# [Task instructions]
Check each line of the listing for the string "genes", then state how many lines have it. Only the number is wanted.

# [Records]
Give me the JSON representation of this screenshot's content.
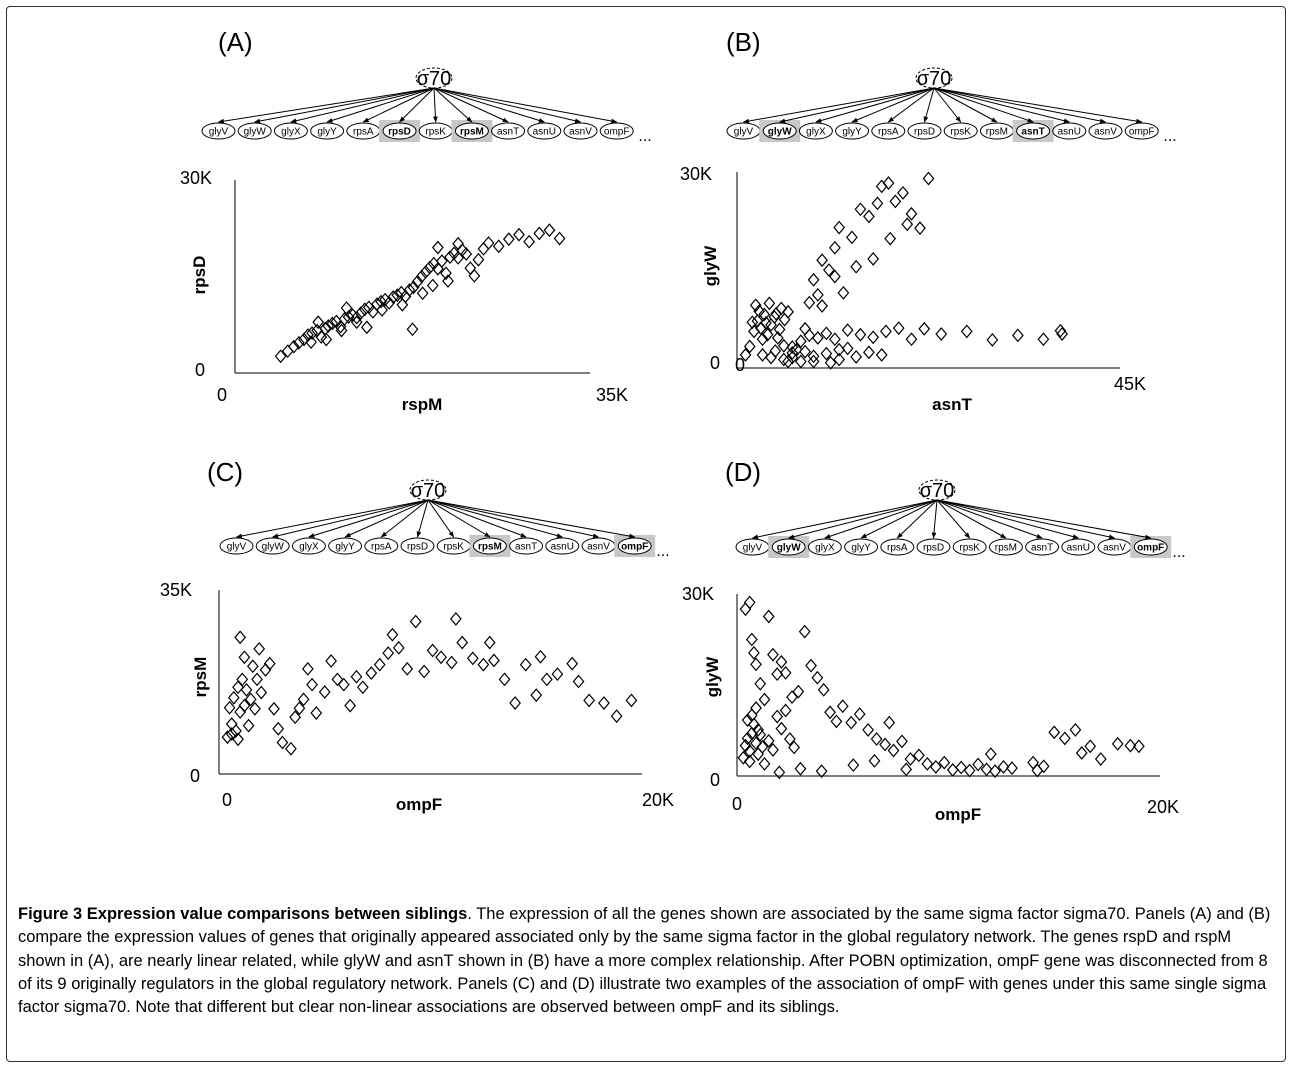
{
  "sigma_label": "σ70",
  "genes": [
    "glyV",
    "glyW",
    "glyX",
    "glyY",
    "rpsA",
    "rpsD",
    "rpsK",
    "rpsM",
    "asnT",
    "asnU",
    "asnV",
    "ompF"
  ],
  "ellipsis": "...",
  "caption": {
    "title": "Figure 3 Expression value comparisons between siblings",
    "body": ". The expression of all the genes shown are associated by the same sigma factor sigma70. Panels (A) and (B) compare the expression values of genes that originally appeared associated only by the same sigma factor in the global regulatory network. The genes rspD and rspM shown in (A), are nearly linear related, while glyW and asnT shown in (B) have a more complex relationship. After POBN optimization, ompF gene was disconnected from 8 of its 9 originally regulators in the global regulatory network. Panels (C) and (D) illustrate two examples of the association of ompF with genes under this same single sigma factor sigma70. Note that different but clear non-linear associations are observed between ompF and its siblings."
  },
  "colors": {
    "highlight": "#c8c8c8",
    "marker": "#000000"
  },
  "chart_data": [
    {
      "panel": "(A)",
      "type": "scatter",
      "marker": "diamond-open",
      "highlight": [
        "rpsD",
        "rpsM"
      ],
      "xlabel": "rspM",
      "ylabel": "rpsD",
      "xticks": [
        "0",
        "35K"
      ],
      "yticks": [
        "0",
        "30K"
      ],
      "xlim": [
        0,
        35000
      ],
      "ylim": [
        0,
        30000
      ],
      "points": [
        [
          4500,
          2600
        ],
        [
          5200,
          3400
        ],
        [
          5800,
          4100
        ],
        [
          6300,
          4700
        ],
        [
          6800,
          5200
        ],
        [
          7200,
          5900
        ],
        [
          7600,
          6200
        ],
        [
          8100,
          6600
        ],
        [
          8500,
          5600
        ],
        [
          8900,
          6900
        ],
        [
          9200,
          7300
        ],
        [
          9600,
          7700
        ],
        [
          10000,
          8000
        ],
        [
          10400,
          7200
        ],
        [
          10800,
          8400
        ],
        [
          11200,
          8700
        ],
        [
          11600,
          9000
        ],
        [
          12000,
          8600
        ],
        [
          12400,
          9300
        ],
        [
          12800,
          9900
        ],
        [
          13200,
          10200
        ],
        [
          13600,
          9500
        ],
        [
          14000,
          10700
        ],
        [
          14400,
          11100
        ],
        [
          14800,
          11400
        ],
        [
          15200,
          10900
        ],
        [
          15600,
          11800
        ],
        [
          16000,
          12100
        ],
        [
          16400,
          12500
        ],
        [
          16800,
          11900
        ],
        [
          17200,
          12900
        ],
        [
          17600,
          13300
        ],
        [
          18000,
          14200
        ],
        [
          18400,
          15000
        ],
        [
          18800,
          15700
        ],
        [
          19200,
          16400
        ],
        [
          19600,
          17000
        ],
        [
          20000,
          16200
        ],
        [
          20400,
          17400
        ],
        [
          20800,
          15500
        ],
        [
          21200,
          18000
        ],
        [
          21600,
          18600
        ],
        [
          22000,
          17900
        ],
        [
          22400,
          19100
        ],
        [
          22800,
          18500
        ],
        [
          23200,
          16300
        ],
        [
          23600,
          15100
        ],
        [
          24000,
          17600
        ],
        [
          24500,
          19300
        ],
        [
          25000,
          20200
        ],
        [
          26000,
          19700
        ],
        [
          27000,
          20800
        ],
        [
          28000,
          21500
        ],
        [
          29000,
          20400
        ],
        [
          30000,
          21700
        ],
        [
          31000,
          22200
        ],
        [
          32000,
          20900
        ],
        [
          9000,
          5200
        ],
        [
          10500,
          6600
        ],
        [
          12000,
          7900
        ],
        [
          14500,
          9800
        ],
        [
          16500,
          10600
        ],
        [
          18500,
          12400
        ],
        [
          19500,
          13600
        ],
        [
          21000,
          14300
        ],
        [
          7500,
          4800
        ],
        [
          8200,
          7900
        ],
        [
          11000,
          10100
        ],
        [
          13000,
          7100
        ],
        [
          17500,
          6800
        ],
        [
          20000,
          19500
        ],
        [
          22000,
          20100
        ]
      ]
    },
    {
      "panel": "(B)",
      "type": "scatter",
      "marker": "diamond-open",
      "highlight": [
        "glyW",
        "asnT"
      ],
      "xlabel": "asnT",
      "ylabel": "glyW",
      "xticks": [
        "0",
        "45K"
      ],
      "yticks": [
        "0",
        "30K"
      ],
      "xlim": [
        0,
        45000
      ],
      "ylim": [
        0,
        30000
      ],
      "points": [
        [
          1000,
          2000
        ],
        [
          1500,
          3300
        ],
        [
          2000,
          5600
        ],
        [
          2400,
          7200
        ],
        [
          2800,
          6100
        ],
        [
          3200,
          8200
        ],
        [
          3600,
          5100
        ],
        [
          4000,
          6600
        ],
        [
          4400,
          7800
        ],
        [
          4800,
          4600
        ],
        [
          5200,
          9100
        ],
        [
          5600,
          7400
        ],
        [
          2200,
          9600
        ],
        [
          3000,
          4400
        ],
        [
          3800,
          9900
        ],
        [
          4600,
          8300
        ],
        [
          1800,
          7000
        ],
        [
          2600,
          8700
        ],
        [
          3400,
          6900
        ],
        [
          5000,
          5900
        ],
        [
          6000,
          8600
        ],
        [
          6500,
          3200
        ],
        [
          7500,
          4100
        ],
        [
          8500,
          5000
        ],
        [
          9500,
          4600
        ],
        [
          10500,
          5300
        ],
        [
          11500,
          4400
        ],
        [
          13000,
          5800
        ],
        [
          14500,
          5100
        ],
        [
          16000,
          4700
        ],
        [
          17500,
          5600
        ],
        [
          19000,
          6100
        ],
        [
          20500,
          4400
        ],
        [
          22000,
          6000
        ],
        [
          24000,
          5200
        ],
        [
          27000,
          5600
        ],
        [
          30000,
          4300
        ],
        [
          33000,
          5000
        ],
        [
          36000,
          4400
        ],
        [
          38000,
          5700
        ],
        [
          38200,
          5200
        ],
        [
          3000,
          2000
        ],
        [
          4000,
          1600
        ],
        [
          5500,
          1300
        ],
        [
          6500,
          1600
        ],
        [
          7500,
          1000
        ],
        [
          9000,
          1800
        ],
        [
          10500,
          2200
        ],
        [
          12000,
          1300
        ],
        [
          14000,
          1700
        ],
        [
          15500,
          2400
        ],
        [
          17000,
          2000
        ],
        [
          6000,
          1000
        ],
        [
          6500,
          2300
        ],
        [
          8000,
          2500
        ],
        [
          9000,
          1000
        ],
        [
          11000,
          800
        ],
        [
          8500,
          10000
        ],
        [
          9000,
          13500
        ],
        [
          9500,
          11200
        ],
        [
          10000,
          16500
        ],
        [
          10800,
          15000
        ],
        [
          11500,
          18400
        ],
        [
          12000,
          21500
        ],
        [
          13500,
          20000
        ],
        [
          14500,
          24300
        ],
        [
          15500,
          23200
        ],
        [
          16500,
          25200
        ],
        [
          17000,
          27800
        ],
        [
          17800,
          28300
        ],
        [
          18600,
          25500
        ],
        [
          19500,
          26800
        ],
        [
          20500,
          23600
        ],
        [
          21500,
          21400
        ],
        [
          18000,
          19800
        ],
        [
          14000,
          15500
        ],
        [
          11500,
          14000
        ],
        [
          10000,
          9500
        ],
        [
          16000,
          16700
        ],
        [
          12500,
          11500
        ],
        [
          20000,
          22000
        ],
        [
          22500,
          29000
        ],
        [
          4500,
          2600
        ],
        [
          5500,
          3400
        ],
        [
          7000,
          2800
        ],
        [
          8000,
          6000
        ],
        [
          13000,
          3000
        ],
        [
          12000,
          2800
        ]
      ]
    },
    {
      "panel": "(C)",
      "type": "scatter",
      "marker": "diamond-open",
      "highlight": [
        "rpsM",
        "ompF"
      ],
      "xlabel": "ompF",
      "ylabel": "rpsM",
      "xticks": [
        "0",
        "20K"
      ],
      "yticks": [
        "0",
        "35K"
      ],
      "xlim": [
        0,
        20000
      ],
      "ylim": [
        0,
        35000
      ],
      "points": [
        [
          400,
          7000
        ],
        [
          600,
          9500
        ],
        [
          800,
          8200
        ],
        [
          1000,
          11800
        ],
        [
          1200,
          13000
        ],
        [
          500,
          12600
        ],
        [
          700,
          14500
        ],
        [
          900,
          16500
        ],
        [
          1100,
          18000
        ],
        [
          1300,
          16000
        ],
        [
          1500,
          14200
        ],
        [
          600,
          7600
        ],
        [
          900,
          6600
        ],
        [
          1400,
          9200
        ],
        [
          1700,
          12400
        ],
        [
          2000,
          15500
        ],
        [
          2200,
          19800
        ],
        [
          2400,
          21000
        ],
        [
          1600,
          20500
        ],
        [
          1900,
          23800
        ],
        [
          1000,
          26000
        ],
        [
          1200,
          22200
        ],
        [
          1800,
          18000
        ],
        [
          2600,
          12400
        ],
        [
          2800,
          8600
        ],
        [
          3000,
          6000
        ],
        [
          3400,
          4800
        ],
        [
          3600,
          10800
        ],
        [
          3800,
          12500
        ],
        [
          4000,
          14200
        ],
        [
          4200,
          20000
        ],
        [
          4400,
          17000
        ],
        [
          4600,
          11600
        ],
        [
          5000,
          15600
        ],
        [
          5300,
          21500
        ],
        [
          5600,
          18000
        ],
        [
          5900,
          17000
        ],
        [
          6200,
          13000
        ],
        [
          6500,
          18500
        ],
        [
          6800,
          16500
        ],
        [
          7200,
          19200
        ],
        [
          7600,
          20800
        ],
        [
          8000,
          23000
        ],
        [
          8200,
          26500
        ],
        [
          8500,
          24000
        ],
        [
          8900,
          20000
        ],
        [
          9300,
          29000
        ],
        [
          9700,
          19500
        ],
        [
          10100,
          23500
        ],
        [
          10500,
          22200
        ],
        [
          11000,
          21200
        ],
        [
          11500,
          25000
        ],
        [
          12000,
          22000
        ],
        [
          12500,
          20800
        ],
        [
          13000,
          21600
        ],
        [
          13500,
          18000
        ],
        [
          14500,
          20800
        ],
        [
          15200,
          22300
        ],
        [
          15500,
          18000
        ],
        [
          16000,
          19000
        ],
        [
          16700,
          21000
        ],
        [
          17000,
          17600
        ],
        [
          17500,
          14000
        ],
        [
          18200,
          13500
        ],
        [
          18800,
          11000
        ],
        [
          19500,
          14000
        ],
        [
          15000,
          15000
        ],
        [
          14000,
          13500
        ],
        [
          12800,
          25000
        ],
        [
          11200,
          29500
        ]
      ]
    },
    {
      "panel": "(D)",
      "type": "scatter",
      "marker": "diamond-open",
      "highlight": [
        "glyW",
        "ompF"
      ],
      "xlabel": "ompF",
      "ylabel": "glyW",
      "xticks": [
        "0",
        "20K"
      ],
      "yticks": [
        "0",
        "30K"
      ],
      "xlim": [
        0,
        20000
      ],
      "ylim": [
        0,
        30000
      ],
      "points": [
        [
          300,
          3000
        ],
        [
          400,
          5000
        ],
        [
          500,
          6200
        ],
        [
          600,
          4100
        ],
        [
          700,
          7000
        ],
        [
          800,
          8500
        ],
        [
          900,
          5400
        ],
        [
          1000,
          7600
        ],
        [
          1100,
          6800
        ],
        [
          1200,
          4800
        ],
        [
          500,
          9200
        ],
        [
          700,
          10000
        ],
        [
          900,
          11200
        ],
        [
          600,
          2400
        ],
        [
          1000,
          3600
        ],
        [
          1300,
          2000
        ],
        [
          1500,
          5800
        ],
        [
          1700,
          4300
        ],
        [
          1900,
          9800
        ],
        [
          2100,
          7800
        ],
        [
          2300,
          10800
        ],
        [
          2500,
          6100
        ],
        [
          2700,
          4700
        ],
        [
          400,
          27500
        ],
        [
          600,
          28600
        ],
        [
          700,
          22500
        ],
        [
          800,
          20300
        ],
        [
          900,
          18400
        ],
        [
          1100,
          15200
        ],
        [
          1300,
          12600
        ],
        [
          1500,
          26300
        ],
        [
          1700,
          20000
        ],
        [
          1900,
          16800
        ],
        [
          2100,
          18800
        ],
        [
          2300,
          17000
        ],
        [
          2600,
          13000
        ],
        [
          2900,
          13900
        ],
        [
          3200,
          23800
        ],
        [
          3500,
          18200
        ],
        [
          3800,
          16200
        ],
        [
          4100,
          14200
        ],
        [
          4400,
          10500
        ],
        [
          4700,
          9000
        ],
        [
          5000,
          11500
        ],
        [
          5400,
          8800
        ],
        [
          5800,
          10200
        ],
        [
          6200,
          7600
        ],
        [
          6600,
          6100
        ],
        [
          7000,
          5200
        ],
        [
          7400,
          4200
        ],
        [
          7800,
          5700
        ],
        [
          8200,
          2800
        ],
        [
          8600,
          3400
        ],
        [
          9000,
          2000
        ],
        [
          9400,
          1500
        ],
        [
          9800,
          2200
        ],
        [
          10200,
          1000
        ],
        [
          10600,
          1400
        ],
        [
          11000,
          900
        ],
        [
          11400,
          1900
        ],
        [
          11800,
          1100
        ],
        [
          12200,
          800
        ],
        [
          12600,
          1500
        ],
        [
          13000,
          1300
        ],
        [
          14000,
          2200
        ],
        [
          14500,
          1600
        ],
        [
          15000,
          7200
        ],
        [
          15500,
          6200
        ],
        [
          16000,
          7600
        ],
        [
          16300,
          3800
        ],
        [
          16700,
          4900
        ],
        [
          17200,
          2800
        ],
        [
          18000,
          5300
        ],
        [
          18600,
          5000
        ],
        [
          19000,
          4900
        ],
        [
          3000,
          1200
        ],
        [
          4000,
          800
        ],
        [
          5500,
          1800
        ],
        [
          6500,
          2500
        ],
        [
          2000,
          600
        ],
        [
          7200,
          8800
        ],
        [
          8000,
          1100
        ],
        [
          12000,
          3600
        ],
        [
          14200,
          900
        ]
      ]
    }
  ]
}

# [Response area]
2